(EXCERPTED PASSAGE)
_ _ _ _ _

Sunday, September 25, 2011
Movies
New York through film
The stark juxtaposition between the rich and the poor is something many observers of New York (and indeed most major cities) have noted, and I think we will have an opportunity to discuss this further when we look at New York for Sale, which examines this through the lens of the real estate market and urban planning. I'm looking forward to getting all of your perspectives on that.
Movie Time
Despite being set in New Jersey, On the Waterfront has something very New York in feel. It might be the view of Manhattan that is constantly in every scene. It might be that Hoboken feels somewhat like a borough of Manhattan (perhaps because it is in the Metropolitan area). Added to this the fact that the Father in the film is said to have actually practiced and resided somewhere on the West Side of Manhattan, and that the movie was based off a series of stories about crime centered on the waterfront of Brooklyn and Manhattan. The effect, overall, is oddly New York though somewhat outer-borough.
On the Waterfront is incredible for so many reasons. First, and not only, it is gorgeous because of the cinematography. Though sometimes decidedly outdated at times—think of all those close-ups on the peoples faces—the sense of place in the movie in fantastic. They did, in fact, do most of their shooting in Hoboken, which accounts for the beautiful instances of the Manhattan skyline in the background. I personally love the rooftop scenes, with their endless rows of diverse roofs, and smoke rising, the pigeon coops, and sometimes the waterfront in the distance. It’s really quite a beautiful movie. I don’t think it’s a subtle movie, but it does bear analyzing. For instance, on the rooftop are we not supposed to call into question the parallel between Terry and his birds? They are both, essentially, inherently, trapped.
On another note, Midnight Cowboy reminds me of how gritty the city—I’ve heard—once was. Those fabled times when Times Square was sketchy rather than the commercialized zoo it is now. It is interesting to see the city then. Anthony pointed out the lack of diversity. I would say that the city was diverse, but not as it is now, and not in the same way. That is an interesting comparison to note. Plus the movie, which was filmed in 1969 and we gather is supposed to be contemporaneous, shows a different sort of take on the culture and era—there was one moment when they, quite literally, shoved their way through a protest. It is interesting to have the counterculture—specifically that counterculture (apparently hippie), because there are other countercultures presented—be a backdrop rather than a focus.
Patriot Acts Response
[sorry for the delay, computer issues and the like]
I took a class last semester called “What is Islam?” that not only gave a good background to the religion, also posed many questions about Islam in the modern world. In particular, we read many chapters from Mamdani’s Good Muslim, Bad Muslim, first at the start of the semester and then, again, at the end, right after the assassination of bin Laden. I bring this up because the issues Mamdani raises concern Adama’s story.
Mamdani posits that, after 9/11, there were two types of Muslims in the view of most Americans—good and bad. This view was solidified by the fact that shortly after the attack President Bush spoke to the American people reminding them that they should not conflate Muslims with terrorists, and that good/American Muslims will demonstrate this by helping America with its aims (that is broadly to keep our country safe, but also the various international policies that arose post-9/11). However, Mamdani rightly concludes that by forcing Muslims to prove their goodness we are assuming inherent badness from them. Beyond that, we are attributing inherent morality with a religion. Even further, we are conflating a religion with an entire personal identity and with morality.

_ _ _ _ _

(SHORT PROBLEM)
List every person the blog post mentions by name. The records are separate material and have no connection to the blog post.

_ _ _ _ _

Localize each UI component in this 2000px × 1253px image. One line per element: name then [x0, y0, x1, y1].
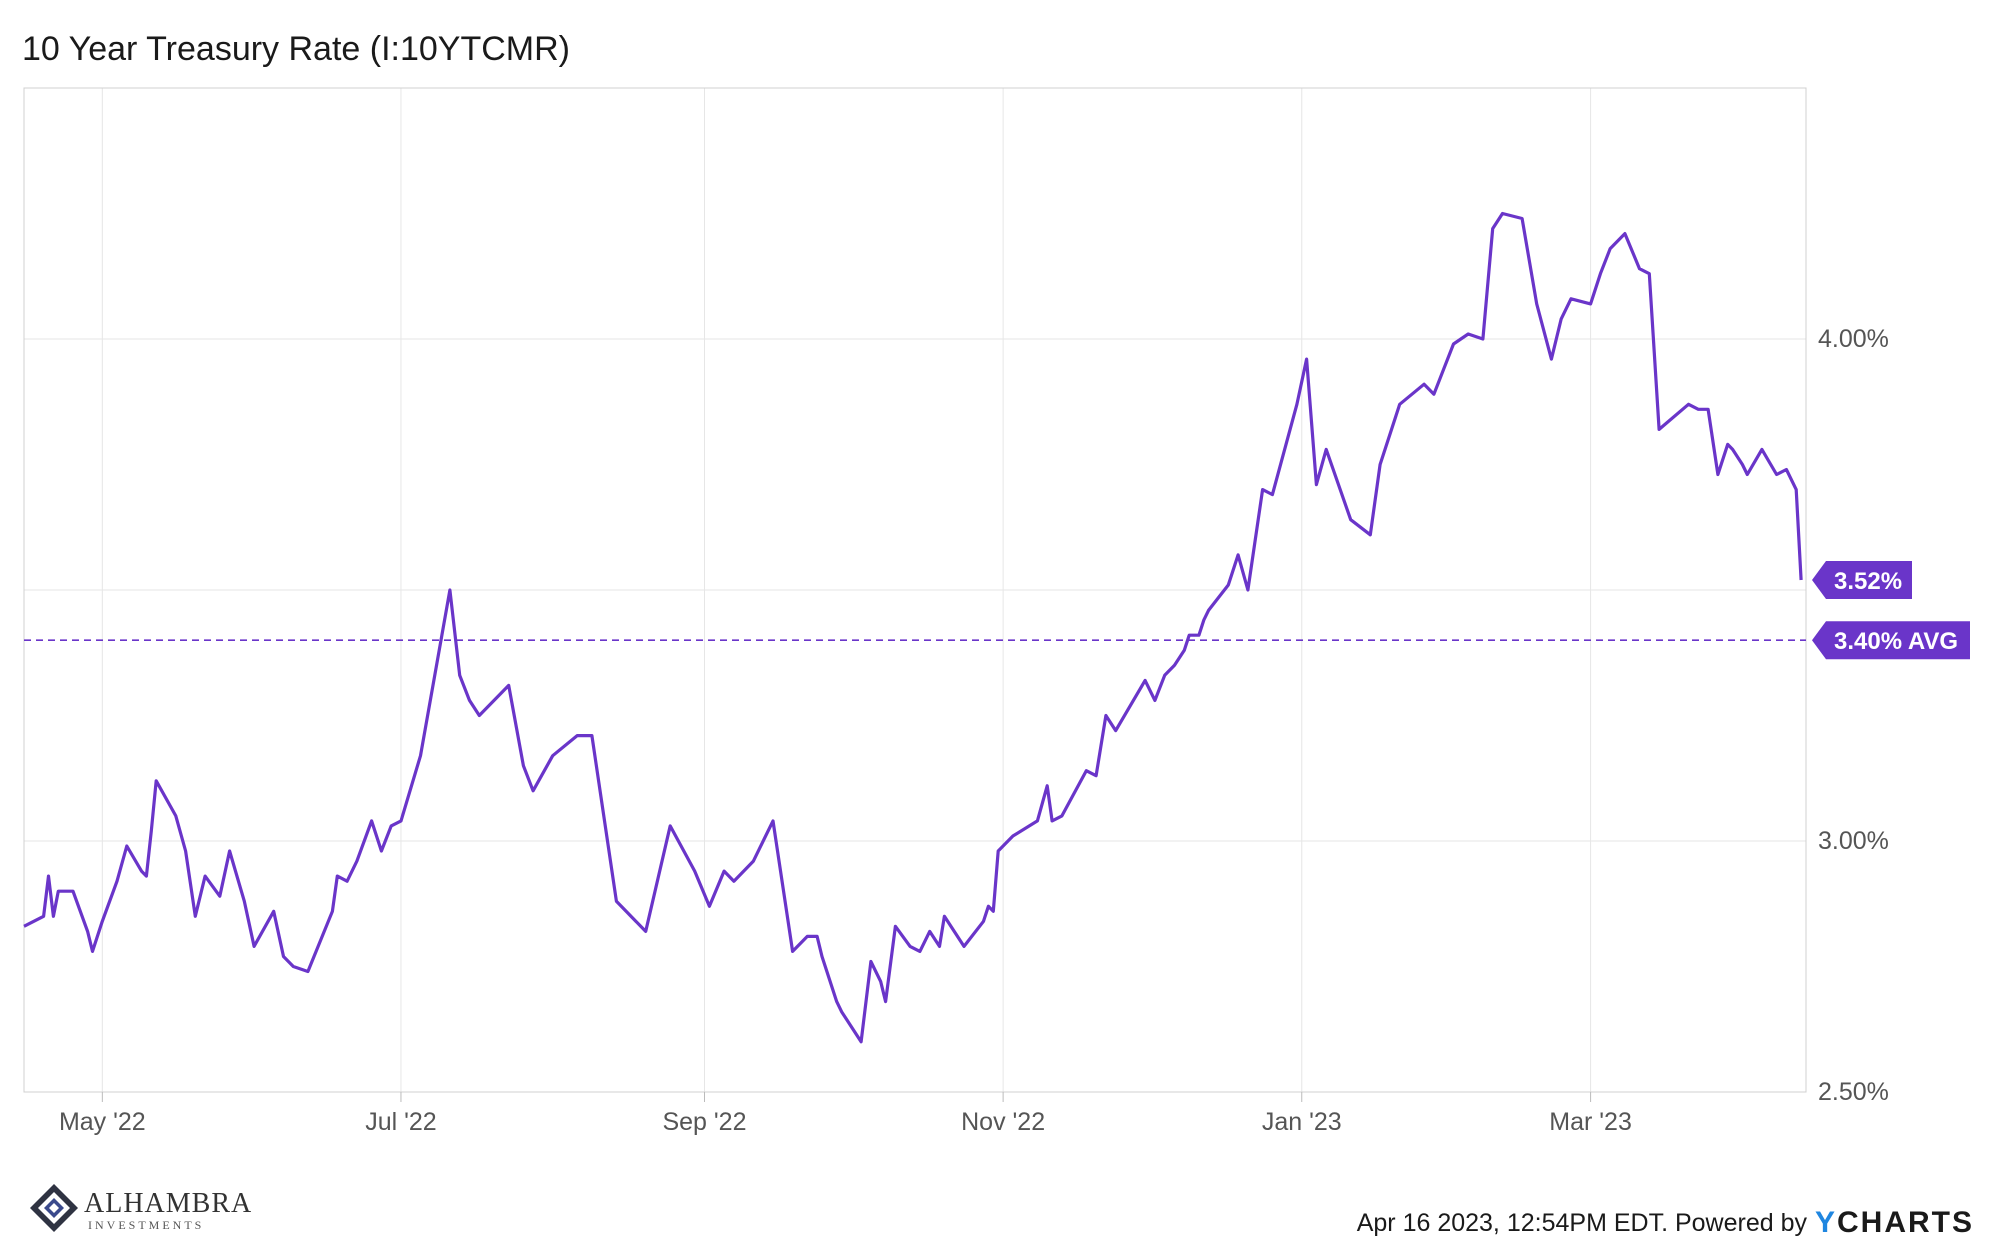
- y-tick-label: 4.00%: [1818, 325, 1889, 353]
- ycharts-logo-rest: CHARTS: [1837, 1206, 1974, 1239]
- average-badge-text: 3.40% AVG: [1834, 628, 1958, 655]
- last-value-badge-background: [1812, 560, 1912, 599]
- grid-layer: [24, 87, 1806, 1093]
- average-badge-background: [1812, 621, 1970, 660]
- plot-frame: [23, 87, 1807, 1093]
- y-tick-label: 2.50%: [1818, 1078, 1889, 1106]
- series-line: [23, 211, 1803, 1044]
- x-tick-label: Sep '22: [662, 1108, 746, 1136]
- y-tick-label: 3.00%: [1818, 827, 1889, 855]
- x-tick-label: Jul '22: [365, 1108, 436, 1136]
- average-badge: 3.40% AVG: [1812, 621, 1970, 660]
- footer-timestamp: Apr 16 2023, 12:54PM EDT. Powered by: [1356, 1208, 1807, 1237]
- ycharts-logo[interactable]: YCHARTS: [1815, 1206, 1974, 1240]
- last-value-badge-text: 3.52%: [1834, 568, 1902, 595]
- alhambra-logo: ALHAMBRA INVESTMENTS: [28, 1180, 268, 1236]
- ycharts-logo-y: Y: [1814, 1206, 1837, 1239]
- x-tick-label: Nov '22: [961, 1108, 1045, 1136]
- chart-title: 10 Year Treasury Rate (I:10YTCMR): [22, 30, 571, 68]
- x-tick-label: May '22: [59, 1108, 146, 1136]
- x-axis: May '22 Jul '22 Sep '22 Nov '22 Jan '23 Mar '…: [59, 1092, 1632, 1136]
- x-tick-label: Mar '23: [1549, 1108, 1632, 1136]
- footer: Apr 16 2023, 12:54PM EDT. Powered by YCH…: [1357, 1206, 1974, 1240]
- logo-name: ALHAMBRA: [84, 1188, 253, 1219]
- x-tick-label: Jan '23: [1262, 1108, 1342, 1136]
- alhambra-diamond-icon: [30, 1184, 78, 1232]
- badge-layer: 3.52% 3.40% AVG: [1812, 560, 1970, 660]
- logo-subtitle: INVESTMENTS: [88, 1218, 205, 1232]
- y-axis: 2.50% 3.00% 4.00%: [1818, 325, 1889, 1106]
- last-value-badge: 3.52%: [1812, 560, 1912, 599]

_ _ _ _ _

(THE OUTPUT)
- Terry
- Anthony
- Mamdani
- bin Laden
- Adama
- President Bush